▶ _Extract_
[Author Prev][Author Next][Thread Prev][Thread Next][Author Index][Thread Index]

Re: RFC/proposal for Thandy changes

On 01/01/2011 10:14 PM, Nick Mathewson wrote:
> On Sun, Oct 17, 2010 at 10:46 PM, Justin Samuel <js@xxxxxxxxxxxxxxxx> wrote:
>> Hi all,
> Hi, and sorry about the delay!  I think I like most of it, dislike a
> couple of details, and have some points where I don't get it.  More
> detail follows.

No worries about the delay. I was pretty bogged down until mid-December.

> [ lines re-wrapped]
>> 0. Proposed Thandy Changes
>> ==========================
>> This is a set of proposals that includes a section of simple changes
>> that can be considered on their own (Section 1) as well as a more
>> fundamental Thandy restructuring proposal (Section 2).
>> This isn't meant to be at the level of detail needed for a spec and
>> subsequent implementation. This is to get feedback and promote
>> discussion. It's not an official proposal at this point but more of a
>> request for comment.
> Okay.  I'm going to omit all comments of the form "Could be okay, but
> needs more detail", then. :)
>> A few relevant documents for reference:
>>  * Thandy spec:
>>    https://gitweb.torproject.org/thandy.git/blob_plain/HEAD:/specs/thandy-spec.txt
>>  * TUF spec: https://www.updateframework.com/browser/specs/tuf-spec.txt
>>  * High-level differences between Thandy and TUF:
>>    https://www.updateframework.com/wiki/ThandyDifferences
>>  * Paper on TUF: http://www.freehaven.net/~arma/tuf-ccs2010.pdf
>> 1. Individual Thandy Changes
>> ============================
>> These are changes that could be made to Thandy without major overhaul
>> and can be considered separately of the restructuring proposal (Section
>> 2).

Your comments on these individual changes make sense, but I'm going to
skip replying to these for the moment. I think the more pressing issue
is deciding whether it's worthwhile to further consider the
restructuring proposal (below).

>> 2. Thandy Restructuring Proposal
>> ================================
>> Primary goal: Keep Thandy's concepts of bundles and packages but overlay
>> them on top of the generic 'targets' approach of TUF.
> I don't get this as a goal.  Obviously, you're not advocating that we
> should use TUF's 'targets' approach for it's own sake: you're advocating
> that we use it in order to get some concrete benefit that it provides.
> _That benefit_ is the real goal, not mere use of TUF's approach for its
> own sake.  (I know this sounds like nitpicking, but unless we're clear
> about what actual benefits a change is meant to provide, it's harder to
> evaluate it.)

▶ _Extracted records_

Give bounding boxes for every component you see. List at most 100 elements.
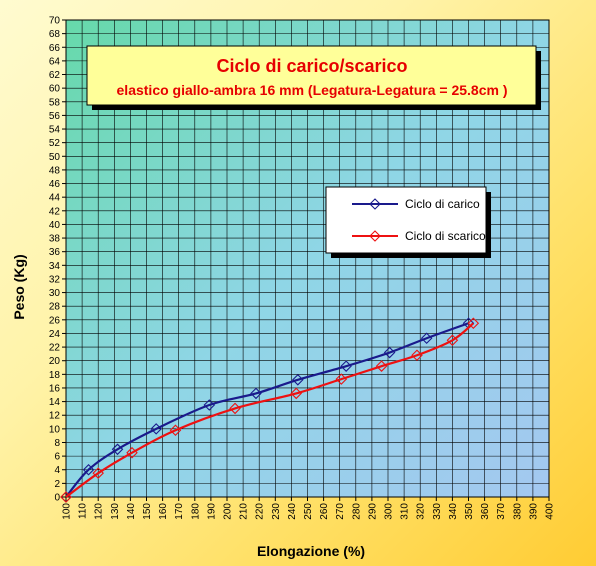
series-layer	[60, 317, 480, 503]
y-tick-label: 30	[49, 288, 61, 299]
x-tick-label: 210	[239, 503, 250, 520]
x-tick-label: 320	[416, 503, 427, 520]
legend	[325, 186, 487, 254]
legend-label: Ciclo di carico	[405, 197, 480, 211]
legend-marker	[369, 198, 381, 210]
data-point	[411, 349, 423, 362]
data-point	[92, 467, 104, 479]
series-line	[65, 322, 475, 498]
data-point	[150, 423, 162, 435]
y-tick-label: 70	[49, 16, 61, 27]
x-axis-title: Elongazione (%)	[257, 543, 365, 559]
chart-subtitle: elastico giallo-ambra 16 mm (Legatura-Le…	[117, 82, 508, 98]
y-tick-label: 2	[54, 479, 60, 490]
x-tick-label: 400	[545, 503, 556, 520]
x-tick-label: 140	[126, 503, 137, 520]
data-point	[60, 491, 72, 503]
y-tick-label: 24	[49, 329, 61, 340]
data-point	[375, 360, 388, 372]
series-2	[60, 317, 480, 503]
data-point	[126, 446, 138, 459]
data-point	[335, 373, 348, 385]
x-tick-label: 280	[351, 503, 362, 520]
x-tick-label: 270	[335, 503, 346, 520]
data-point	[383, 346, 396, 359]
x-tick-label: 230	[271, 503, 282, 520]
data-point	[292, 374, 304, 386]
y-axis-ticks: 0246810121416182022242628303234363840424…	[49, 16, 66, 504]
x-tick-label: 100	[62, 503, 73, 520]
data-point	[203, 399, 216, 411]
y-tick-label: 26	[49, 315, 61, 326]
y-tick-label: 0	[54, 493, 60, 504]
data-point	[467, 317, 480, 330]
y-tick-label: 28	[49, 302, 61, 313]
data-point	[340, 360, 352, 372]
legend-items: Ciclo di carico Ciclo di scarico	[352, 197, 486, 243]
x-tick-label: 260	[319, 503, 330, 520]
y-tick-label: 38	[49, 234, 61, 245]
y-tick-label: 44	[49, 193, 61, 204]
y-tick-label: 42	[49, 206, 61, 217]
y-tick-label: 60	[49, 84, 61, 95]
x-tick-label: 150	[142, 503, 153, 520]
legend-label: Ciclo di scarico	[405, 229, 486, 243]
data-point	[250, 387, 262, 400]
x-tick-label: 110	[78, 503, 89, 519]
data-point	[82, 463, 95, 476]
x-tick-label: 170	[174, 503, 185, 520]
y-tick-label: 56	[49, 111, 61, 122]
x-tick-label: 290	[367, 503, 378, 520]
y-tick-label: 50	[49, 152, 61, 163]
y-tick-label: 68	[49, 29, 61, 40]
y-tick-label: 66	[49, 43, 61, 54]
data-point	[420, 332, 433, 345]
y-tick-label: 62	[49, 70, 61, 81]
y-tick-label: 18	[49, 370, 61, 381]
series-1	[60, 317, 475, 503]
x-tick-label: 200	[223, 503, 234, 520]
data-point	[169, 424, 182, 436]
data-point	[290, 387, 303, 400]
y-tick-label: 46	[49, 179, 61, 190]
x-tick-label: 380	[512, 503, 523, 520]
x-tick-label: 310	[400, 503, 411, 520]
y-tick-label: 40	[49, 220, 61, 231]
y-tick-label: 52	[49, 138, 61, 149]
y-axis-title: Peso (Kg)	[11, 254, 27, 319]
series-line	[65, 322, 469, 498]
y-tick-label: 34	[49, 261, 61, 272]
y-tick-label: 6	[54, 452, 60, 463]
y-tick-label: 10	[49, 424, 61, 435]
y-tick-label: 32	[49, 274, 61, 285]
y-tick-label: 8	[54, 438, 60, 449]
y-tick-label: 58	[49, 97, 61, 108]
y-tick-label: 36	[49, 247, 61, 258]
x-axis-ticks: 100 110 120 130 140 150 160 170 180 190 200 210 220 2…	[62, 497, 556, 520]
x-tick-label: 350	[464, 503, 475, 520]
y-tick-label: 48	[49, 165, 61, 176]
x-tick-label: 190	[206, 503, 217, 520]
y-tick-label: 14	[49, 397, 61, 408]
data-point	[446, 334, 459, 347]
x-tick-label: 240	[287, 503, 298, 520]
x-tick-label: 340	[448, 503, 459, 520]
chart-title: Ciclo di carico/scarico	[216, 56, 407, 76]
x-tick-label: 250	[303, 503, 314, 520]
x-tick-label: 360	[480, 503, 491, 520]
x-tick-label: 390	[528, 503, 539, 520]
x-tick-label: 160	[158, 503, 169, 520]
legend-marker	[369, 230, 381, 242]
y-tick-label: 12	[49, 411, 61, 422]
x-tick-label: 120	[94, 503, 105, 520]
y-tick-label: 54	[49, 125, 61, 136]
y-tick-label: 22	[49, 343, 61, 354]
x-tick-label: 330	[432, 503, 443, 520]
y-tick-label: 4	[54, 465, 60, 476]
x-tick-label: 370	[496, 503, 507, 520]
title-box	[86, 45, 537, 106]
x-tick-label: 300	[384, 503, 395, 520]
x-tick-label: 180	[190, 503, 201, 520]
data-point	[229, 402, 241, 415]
==
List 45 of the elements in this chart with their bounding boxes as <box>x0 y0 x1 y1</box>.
...
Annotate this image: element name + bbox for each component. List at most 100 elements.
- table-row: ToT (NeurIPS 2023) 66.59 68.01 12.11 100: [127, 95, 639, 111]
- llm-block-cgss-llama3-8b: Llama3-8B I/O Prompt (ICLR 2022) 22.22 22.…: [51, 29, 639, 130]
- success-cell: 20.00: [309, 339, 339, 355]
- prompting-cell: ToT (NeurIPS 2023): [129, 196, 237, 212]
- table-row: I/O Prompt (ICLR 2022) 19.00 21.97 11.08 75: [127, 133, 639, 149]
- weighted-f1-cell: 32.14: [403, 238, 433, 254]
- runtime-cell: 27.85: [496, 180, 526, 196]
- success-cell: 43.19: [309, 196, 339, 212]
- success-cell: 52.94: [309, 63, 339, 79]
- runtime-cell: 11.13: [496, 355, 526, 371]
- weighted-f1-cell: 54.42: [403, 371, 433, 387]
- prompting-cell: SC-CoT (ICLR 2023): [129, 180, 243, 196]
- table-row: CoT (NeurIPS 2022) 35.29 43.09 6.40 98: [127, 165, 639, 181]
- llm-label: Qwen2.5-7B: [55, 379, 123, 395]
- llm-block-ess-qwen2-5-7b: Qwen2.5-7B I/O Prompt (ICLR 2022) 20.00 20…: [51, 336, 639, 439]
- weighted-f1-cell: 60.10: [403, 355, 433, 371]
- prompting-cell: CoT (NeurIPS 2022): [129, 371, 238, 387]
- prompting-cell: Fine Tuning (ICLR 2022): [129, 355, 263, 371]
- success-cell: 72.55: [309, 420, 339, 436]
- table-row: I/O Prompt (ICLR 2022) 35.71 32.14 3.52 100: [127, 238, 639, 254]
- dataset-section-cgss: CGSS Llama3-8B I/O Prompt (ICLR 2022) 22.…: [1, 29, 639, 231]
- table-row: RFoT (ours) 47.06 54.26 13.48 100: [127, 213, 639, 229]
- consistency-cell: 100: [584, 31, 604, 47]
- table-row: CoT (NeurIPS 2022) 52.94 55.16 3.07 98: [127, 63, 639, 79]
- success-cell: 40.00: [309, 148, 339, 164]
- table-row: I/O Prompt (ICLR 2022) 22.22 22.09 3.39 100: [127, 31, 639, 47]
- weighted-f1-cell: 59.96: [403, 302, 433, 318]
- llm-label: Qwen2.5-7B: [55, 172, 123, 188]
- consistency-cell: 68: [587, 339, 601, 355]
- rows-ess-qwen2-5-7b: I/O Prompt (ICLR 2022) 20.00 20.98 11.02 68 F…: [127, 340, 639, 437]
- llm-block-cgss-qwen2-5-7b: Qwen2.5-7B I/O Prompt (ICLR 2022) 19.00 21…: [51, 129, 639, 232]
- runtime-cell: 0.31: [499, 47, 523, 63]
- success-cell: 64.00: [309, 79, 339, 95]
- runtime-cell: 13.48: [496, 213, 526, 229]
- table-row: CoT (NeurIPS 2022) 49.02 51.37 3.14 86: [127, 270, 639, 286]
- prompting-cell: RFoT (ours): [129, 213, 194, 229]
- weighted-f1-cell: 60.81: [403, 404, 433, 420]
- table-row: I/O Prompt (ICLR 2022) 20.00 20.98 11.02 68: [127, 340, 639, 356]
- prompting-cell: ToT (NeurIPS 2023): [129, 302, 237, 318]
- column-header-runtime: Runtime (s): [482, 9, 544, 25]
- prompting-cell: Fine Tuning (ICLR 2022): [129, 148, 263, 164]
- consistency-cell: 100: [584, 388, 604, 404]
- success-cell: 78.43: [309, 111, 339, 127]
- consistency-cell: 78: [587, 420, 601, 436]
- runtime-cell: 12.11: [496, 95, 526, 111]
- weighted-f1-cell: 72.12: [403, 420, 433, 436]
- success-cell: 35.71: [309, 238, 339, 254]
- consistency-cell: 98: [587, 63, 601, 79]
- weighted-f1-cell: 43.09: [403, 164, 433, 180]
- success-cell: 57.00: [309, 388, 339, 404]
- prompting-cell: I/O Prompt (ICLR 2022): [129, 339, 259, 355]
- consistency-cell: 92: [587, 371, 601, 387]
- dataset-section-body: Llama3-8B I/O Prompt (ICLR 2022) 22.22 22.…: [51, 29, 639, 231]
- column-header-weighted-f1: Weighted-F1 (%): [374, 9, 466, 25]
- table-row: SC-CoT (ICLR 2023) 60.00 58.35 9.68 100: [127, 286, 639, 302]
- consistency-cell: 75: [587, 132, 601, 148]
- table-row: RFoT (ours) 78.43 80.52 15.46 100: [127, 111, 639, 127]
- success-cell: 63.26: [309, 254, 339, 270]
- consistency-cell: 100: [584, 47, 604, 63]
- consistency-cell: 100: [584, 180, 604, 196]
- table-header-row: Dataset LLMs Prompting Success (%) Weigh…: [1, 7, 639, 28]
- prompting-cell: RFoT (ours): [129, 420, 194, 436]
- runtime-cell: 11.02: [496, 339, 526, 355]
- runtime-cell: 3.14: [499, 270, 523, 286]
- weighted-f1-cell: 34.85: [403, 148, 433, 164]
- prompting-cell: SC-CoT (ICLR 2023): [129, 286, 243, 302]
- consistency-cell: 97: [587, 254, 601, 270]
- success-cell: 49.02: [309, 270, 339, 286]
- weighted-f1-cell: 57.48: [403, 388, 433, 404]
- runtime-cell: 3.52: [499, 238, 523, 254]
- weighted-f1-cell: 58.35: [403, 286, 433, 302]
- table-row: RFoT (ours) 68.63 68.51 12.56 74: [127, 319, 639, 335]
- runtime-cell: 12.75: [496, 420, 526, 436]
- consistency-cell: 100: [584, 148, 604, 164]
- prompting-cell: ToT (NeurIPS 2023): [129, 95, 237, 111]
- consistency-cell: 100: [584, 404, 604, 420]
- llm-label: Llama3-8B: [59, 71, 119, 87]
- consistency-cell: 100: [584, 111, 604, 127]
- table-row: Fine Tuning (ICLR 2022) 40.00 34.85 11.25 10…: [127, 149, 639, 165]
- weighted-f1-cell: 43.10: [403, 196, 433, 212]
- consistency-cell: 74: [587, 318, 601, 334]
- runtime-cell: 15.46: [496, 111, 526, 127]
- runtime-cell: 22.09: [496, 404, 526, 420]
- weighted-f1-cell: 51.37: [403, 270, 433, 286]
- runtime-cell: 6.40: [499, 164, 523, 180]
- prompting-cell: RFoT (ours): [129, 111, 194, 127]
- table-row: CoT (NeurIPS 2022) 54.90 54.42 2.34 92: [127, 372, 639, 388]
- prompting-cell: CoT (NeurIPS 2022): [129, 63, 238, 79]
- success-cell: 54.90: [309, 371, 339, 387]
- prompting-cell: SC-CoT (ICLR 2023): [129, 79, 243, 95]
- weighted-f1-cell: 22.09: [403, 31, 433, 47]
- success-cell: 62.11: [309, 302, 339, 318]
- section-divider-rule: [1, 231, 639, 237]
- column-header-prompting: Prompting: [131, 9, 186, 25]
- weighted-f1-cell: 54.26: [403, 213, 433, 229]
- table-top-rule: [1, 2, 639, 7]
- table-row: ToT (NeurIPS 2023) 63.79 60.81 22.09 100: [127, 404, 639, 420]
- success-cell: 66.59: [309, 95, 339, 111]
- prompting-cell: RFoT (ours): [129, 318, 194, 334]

▶ _Challenges_
**1)** Quote the Thandy reply word for word, starting with "On 01/01/2011 10:14" and going on through "down until mid-December.".
**2)** Give every URL listed in the Thandy reply as a reference document.
**3)** Write the next part of the Thandy reply, picking up after its final line.
The entries come from a separate source unrelated to the Thandy reply.

▶ _Answers to each task_
**1)**
On 01/01/2011 10:14 PM, Nick Mathewson wrote:
> On Sun, Oct 17, 2010 at 10:46 PM, Justin Samuel <js@xxxxxxxxxxxxxxxx> wrote:
>> Hi all,
> Hi, and sorry about the delay!  I think I like most of it, dislike a
> couple of details, and have some points where I don't get it.  More
> detail follows.

No worries about the delay. I was pretty bogged down until mid-December.

**2)**
https://gitweb.torproject.org/thandy.git/blob_plain/HEAD:/specs/thandy-spec.txt
https://www.updateframework.com/browser/specs/tuf-spec.txt
https://www.updateframework.com/wiki/ThandyDifferences
http://www.freehaven.net/~arma/tuf-ccs2010.pdf

**3)**
> If I had to guess, I would say that the real goal is probably something
> like, "separate Thandy's notion of packages and bundles from Thandy's
> notion of authenticated downloads."

Right, separation is the goal. The motivations behind this goal could
really use some discussion.

The first motivation was to see if this split-layer design would be easy
to explain, understand, and reason about.

The second motivation with this goal was to make Thandy's design and
implementation as useful to other projects as possible. I feel (with no
evidence and little experience to back this up) that an approach which
tightly integrates the concepts of bundles and packages would be less
likely to be used by highly diverse projects than one which offered a
more generic system for authenticated downloads. Of course, there are
probably plenty of projects that would use Thandy in the same way that
Tor uses it even if the concepts of bundles and packages didn't exactly
fit their project's or organization's model.

Regarding the first motivation, I'd love to be make the claim that this
separation makes it easier to reason about the security of Thandy.
However, especially after writing the initial informal proposal, I'm not
sure that's true. My impression is that this separation makes Thandy's
design more complex. It seems to trade simplicity for flexibility, where
Tor may not be the direct beneficiary of the flexibility down the road.

>> Note: This proposal is not advocating using/maintaining/relying on TUF
>> as a separate project. That depends on factors such as the future of TUF
>> according to the current TUF maintainers, whether Python is an
>> appropriate choice for Windows clients, etc.
>> 2.1 Approach
>> ------------
>> Two separate layers:
>>   1. An authentication layer that downloads and authenticates opaque
>>      'target' files according to metadata it understands that lists
>>      hashes and sizes of the target files. This layer doesn't understand
>>      what bundles and packages are.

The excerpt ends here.